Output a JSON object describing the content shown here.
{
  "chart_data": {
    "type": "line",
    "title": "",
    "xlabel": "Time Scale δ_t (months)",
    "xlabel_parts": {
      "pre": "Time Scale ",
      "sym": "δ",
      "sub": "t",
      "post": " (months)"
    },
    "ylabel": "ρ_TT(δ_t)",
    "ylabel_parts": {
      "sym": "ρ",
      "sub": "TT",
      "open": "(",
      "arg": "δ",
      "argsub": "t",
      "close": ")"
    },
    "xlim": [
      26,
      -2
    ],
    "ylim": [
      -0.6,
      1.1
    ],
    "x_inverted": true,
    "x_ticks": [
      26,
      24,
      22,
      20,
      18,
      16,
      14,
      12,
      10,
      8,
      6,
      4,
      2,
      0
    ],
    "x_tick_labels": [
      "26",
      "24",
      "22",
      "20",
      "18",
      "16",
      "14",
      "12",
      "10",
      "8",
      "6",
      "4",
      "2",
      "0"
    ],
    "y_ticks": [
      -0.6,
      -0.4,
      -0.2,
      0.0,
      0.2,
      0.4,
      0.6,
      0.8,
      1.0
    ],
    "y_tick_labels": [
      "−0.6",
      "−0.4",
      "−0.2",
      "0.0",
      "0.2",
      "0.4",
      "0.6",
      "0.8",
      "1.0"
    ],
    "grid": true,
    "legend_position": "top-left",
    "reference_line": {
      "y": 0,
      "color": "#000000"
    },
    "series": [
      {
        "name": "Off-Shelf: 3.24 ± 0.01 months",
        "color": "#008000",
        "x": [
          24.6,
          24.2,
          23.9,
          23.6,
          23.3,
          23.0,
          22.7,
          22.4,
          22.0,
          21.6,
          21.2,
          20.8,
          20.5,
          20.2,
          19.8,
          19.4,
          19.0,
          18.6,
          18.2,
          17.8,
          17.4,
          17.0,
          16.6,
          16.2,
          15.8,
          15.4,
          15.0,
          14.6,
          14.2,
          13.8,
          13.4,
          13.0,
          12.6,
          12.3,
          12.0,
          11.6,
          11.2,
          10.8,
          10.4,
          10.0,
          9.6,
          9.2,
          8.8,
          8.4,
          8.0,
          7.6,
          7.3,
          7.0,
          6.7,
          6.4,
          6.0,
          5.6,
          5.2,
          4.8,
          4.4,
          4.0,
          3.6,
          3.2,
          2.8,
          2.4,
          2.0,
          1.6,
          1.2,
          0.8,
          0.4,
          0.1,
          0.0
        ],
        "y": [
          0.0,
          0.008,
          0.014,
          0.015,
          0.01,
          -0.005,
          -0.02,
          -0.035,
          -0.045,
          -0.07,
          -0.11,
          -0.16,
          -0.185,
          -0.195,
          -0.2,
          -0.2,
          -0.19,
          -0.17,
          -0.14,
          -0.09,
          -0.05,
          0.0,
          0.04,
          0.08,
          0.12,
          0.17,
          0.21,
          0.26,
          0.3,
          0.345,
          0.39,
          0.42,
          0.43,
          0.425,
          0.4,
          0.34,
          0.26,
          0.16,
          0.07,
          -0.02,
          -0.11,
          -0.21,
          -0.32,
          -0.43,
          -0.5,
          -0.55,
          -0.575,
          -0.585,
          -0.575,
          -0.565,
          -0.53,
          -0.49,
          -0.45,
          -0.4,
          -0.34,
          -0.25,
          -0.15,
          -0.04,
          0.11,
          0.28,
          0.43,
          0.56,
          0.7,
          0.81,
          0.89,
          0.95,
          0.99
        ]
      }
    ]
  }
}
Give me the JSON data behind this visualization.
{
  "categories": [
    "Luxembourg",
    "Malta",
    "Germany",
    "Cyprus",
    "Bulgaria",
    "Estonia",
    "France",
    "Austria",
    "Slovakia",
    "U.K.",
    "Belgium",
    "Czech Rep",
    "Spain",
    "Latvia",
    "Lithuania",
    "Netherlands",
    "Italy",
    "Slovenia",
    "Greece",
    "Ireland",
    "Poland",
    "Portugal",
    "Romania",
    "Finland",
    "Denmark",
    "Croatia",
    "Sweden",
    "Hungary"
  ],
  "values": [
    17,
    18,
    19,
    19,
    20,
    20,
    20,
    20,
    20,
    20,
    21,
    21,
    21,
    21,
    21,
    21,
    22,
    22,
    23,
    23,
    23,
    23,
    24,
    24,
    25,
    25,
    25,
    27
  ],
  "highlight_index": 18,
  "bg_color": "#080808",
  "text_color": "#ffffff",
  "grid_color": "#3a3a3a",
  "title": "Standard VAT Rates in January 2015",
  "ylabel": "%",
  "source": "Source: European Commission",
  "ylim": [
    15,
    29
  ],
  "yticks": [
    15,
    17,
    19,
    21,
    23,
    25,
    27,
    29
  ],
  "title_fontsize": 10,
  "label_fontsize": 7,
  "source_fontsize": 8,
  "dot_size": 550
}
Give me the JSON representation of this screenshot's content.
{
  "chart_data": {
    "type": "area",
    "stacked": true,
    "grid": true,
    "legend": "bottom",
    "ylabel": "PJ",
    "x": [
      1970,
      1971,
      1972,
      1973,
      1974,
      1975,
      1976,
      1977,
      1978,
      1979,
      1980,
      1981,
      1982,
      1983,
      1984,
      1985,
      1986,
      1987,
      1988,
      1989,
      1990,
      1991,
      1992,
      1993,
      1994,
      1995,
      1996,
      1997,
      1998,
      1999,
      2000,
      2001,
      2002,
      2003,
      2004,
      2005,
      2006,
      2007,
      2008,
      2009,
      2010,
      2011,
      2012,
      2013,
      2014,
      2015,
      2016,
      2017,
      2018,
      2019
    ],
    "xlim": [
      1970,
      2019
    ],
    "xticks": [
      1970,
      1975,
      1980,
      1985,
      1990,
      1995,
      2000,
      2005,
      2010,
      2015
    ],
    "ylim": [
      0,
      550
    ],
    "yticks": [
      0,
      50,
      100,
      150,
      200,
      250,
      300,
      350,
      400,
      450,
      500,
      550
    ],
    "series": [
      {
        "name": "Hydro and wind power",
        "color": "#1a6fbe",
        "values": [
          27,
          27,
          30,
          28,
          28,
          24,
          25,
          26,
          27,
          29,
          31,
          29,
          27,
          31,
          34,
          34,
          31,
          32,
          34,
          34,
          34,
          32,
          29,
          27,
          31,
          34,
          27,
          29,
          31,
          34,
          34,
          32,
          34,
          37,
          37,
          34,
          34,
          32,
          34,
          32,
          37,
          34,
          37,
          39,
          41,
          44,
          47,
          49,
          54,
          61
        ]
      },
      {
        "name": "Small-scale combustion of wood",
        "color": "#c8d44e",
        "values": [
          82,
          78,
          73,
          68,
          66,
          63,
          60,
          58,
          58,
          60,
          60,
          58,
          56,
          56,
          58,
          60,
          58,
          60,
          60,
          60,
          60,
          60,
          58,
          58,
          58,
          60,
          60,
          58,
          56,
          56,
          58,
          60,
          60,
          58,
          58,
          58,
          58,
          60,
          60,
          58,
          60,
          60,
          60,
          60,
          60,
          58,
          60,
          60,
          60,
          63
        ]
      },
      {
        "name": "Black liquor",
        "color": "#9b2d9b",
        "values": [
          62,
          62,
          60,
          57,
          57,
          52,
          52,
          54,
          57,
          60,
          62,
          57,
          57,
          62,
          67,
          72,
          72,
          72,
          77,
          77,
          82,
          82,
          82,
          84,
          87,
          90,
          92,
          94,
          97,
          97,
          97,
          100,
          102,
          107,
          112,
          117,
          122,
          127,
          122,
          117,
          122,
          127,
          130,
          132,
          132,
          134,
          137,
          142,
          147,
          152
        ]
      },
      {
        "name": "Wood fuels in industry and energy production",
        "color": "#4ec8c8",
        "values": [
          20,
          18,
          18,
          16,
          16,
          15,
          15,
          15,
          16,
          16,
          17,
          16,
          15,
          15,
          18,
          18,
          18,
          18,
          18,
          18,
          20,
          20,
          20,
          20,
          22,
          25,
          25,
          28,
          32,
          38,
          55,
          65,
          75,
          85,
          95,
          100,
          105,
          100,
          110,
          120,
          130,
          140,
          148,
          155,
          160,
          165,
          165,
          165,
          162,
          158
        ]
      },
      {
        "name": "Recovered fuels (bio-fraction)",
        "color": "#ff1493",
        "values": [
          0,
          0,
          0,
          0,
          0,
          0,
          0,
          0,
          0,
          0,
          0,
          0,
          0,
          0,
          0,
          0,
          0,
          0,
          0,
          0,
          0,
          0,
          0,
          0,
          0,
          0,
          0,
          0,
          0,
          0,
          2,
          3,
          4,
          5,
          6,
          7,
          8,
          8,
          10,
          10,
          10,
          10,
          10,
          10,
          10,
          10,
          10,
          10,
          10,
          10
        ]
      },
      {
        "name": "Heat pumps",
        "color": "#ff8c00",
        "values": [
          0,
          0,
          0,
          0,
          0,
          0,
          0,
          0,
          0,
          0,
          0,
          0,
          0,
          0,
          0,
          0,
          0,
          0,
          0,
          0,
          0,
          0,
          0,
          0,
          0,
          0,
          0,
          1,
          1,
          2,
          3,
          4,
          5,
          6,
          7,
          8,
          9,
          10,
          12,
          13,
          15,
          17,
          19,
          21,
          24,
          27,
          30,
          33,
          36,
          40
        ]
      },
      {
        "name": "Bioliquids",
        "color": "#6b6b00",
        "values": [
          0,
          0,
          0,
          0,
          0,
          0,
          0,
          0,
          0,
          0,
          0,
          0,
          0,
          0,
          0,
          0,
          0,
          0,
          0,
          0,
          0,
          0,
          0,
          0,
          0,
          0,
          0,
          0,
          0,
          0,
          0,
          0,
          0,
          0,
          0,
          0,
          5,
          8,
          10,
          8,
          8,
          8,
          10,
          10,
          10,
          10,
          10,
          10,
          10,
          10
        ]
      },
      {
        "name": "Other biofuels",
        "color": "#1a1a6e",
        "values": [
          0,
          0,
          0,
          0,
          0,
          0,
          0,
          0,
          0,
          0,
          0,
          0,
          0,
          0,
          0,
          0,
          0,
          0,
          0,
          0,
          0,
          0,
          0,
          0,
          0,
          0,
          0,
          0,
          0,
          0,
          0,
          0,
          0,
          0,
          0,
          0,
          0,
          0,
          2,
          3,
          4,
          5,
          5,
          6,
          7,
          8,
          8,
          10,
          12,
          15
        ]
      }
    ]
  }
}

> Objective
Collect from the data above every line that includes "true".

> The result
    "x_inverted": true,
    "grid": true,
    "stacked": true,
    "grid": true,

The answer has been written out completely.